[Problem description] Exclude the pictures; give every entry again exactly as written.

[Material shown]
________________________
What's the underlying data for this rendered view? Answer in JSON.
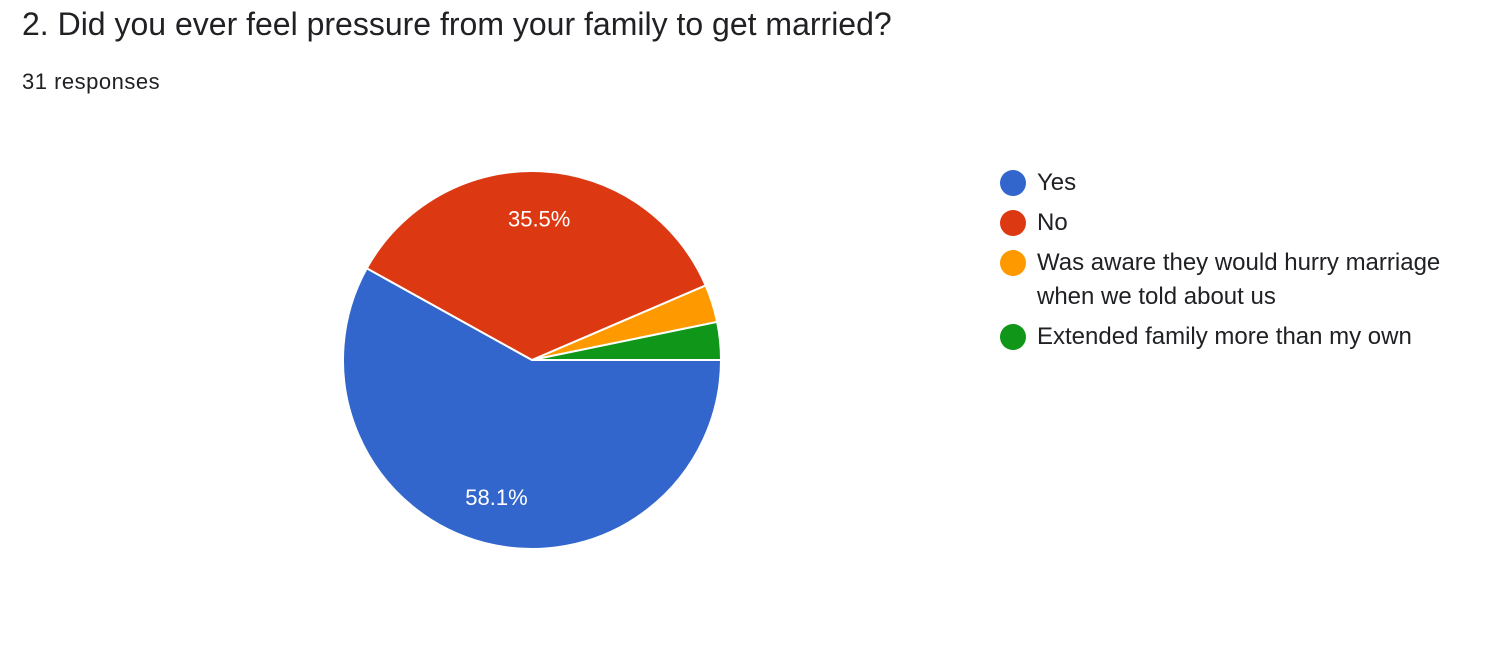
{
  "question": {
    "title": "2. Did you ever feel pressure from your family to get married?",
    "responses": "31 responses"
  },
  "colors": {
    "yes": "#3366cc",
    "no": "#dc3912",
    "aware": "#ff9900",
    "extended": "#109618"
  },
  "chart_data": {
    "type": "pie",
    "title": "2. Did you ever feel pressure from your family to get married?",
    "total_responses": 31,
    "slices": [
      {
        "label": "Yes",
        "value": 18,
        "percent": 58.1,
        "percent_label": "58.1%",
        "color": "#3366cc"
      },
      {
        "label": "No",
        "value": 11,
        "percent": 35.5,
        "percent_label": "35.5%",
        "color": "#dc3912"
      },
      {
        "label": "Was aware they would hurry marriage when we told about us",
        "value": 1,
        "percent": 3.2,
        "percent_label": "",
        "color": "#ff9900"
      },
      {
        "label": "Extended family more than my own",
        "value": 1,
        "percent": 3.2,
        "percent_label": "",
        "color": "#109618"
      }
    ],
    "legend_position": "right"
  }
}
________________________
[Response]
What's the underlying data for this rendered view? Answer in JSON.
{
  "question": {
    "title": "2. Did you ever feel pressure from your family to get married?",
    "responses": "31 responses"
  },
  "colors": {
    "yes": "#3366cc",
    "no": "#dc3912",
    "aware": "#ff9900",
    "extended": "#109618"
  },
  "chart_data": {
    "type": "pie",
    "title": "2. Did you ever feel pressure from your family to get married?",
    "total_responses": 31,
    "slices": [
      {
        "label": "Yes",
        "value": 18,
        "percent": 58.1,
        "percent_label": "58.1%",
        "color": "#3366cc"
      },
      {
        "label": "No",
        "value": 11,
        "percent": 35.5,
        "percent_label": "35.5%",
        "color": "#dc3912"
      },
      {
        "label": "Was aware they would hurry marriage when we told about us",
        "value": 1,
        "percent": 3.2,
        "percent_label": "",
        "color": "#ff9900"
      },
      {
        "label": "Extended family more than my own",
        "value": 1,
        "percent": 3.2,
        "percent_label": "",
        "color": "#109618"
      }
    ],
    "legend_position": "right"
  }
}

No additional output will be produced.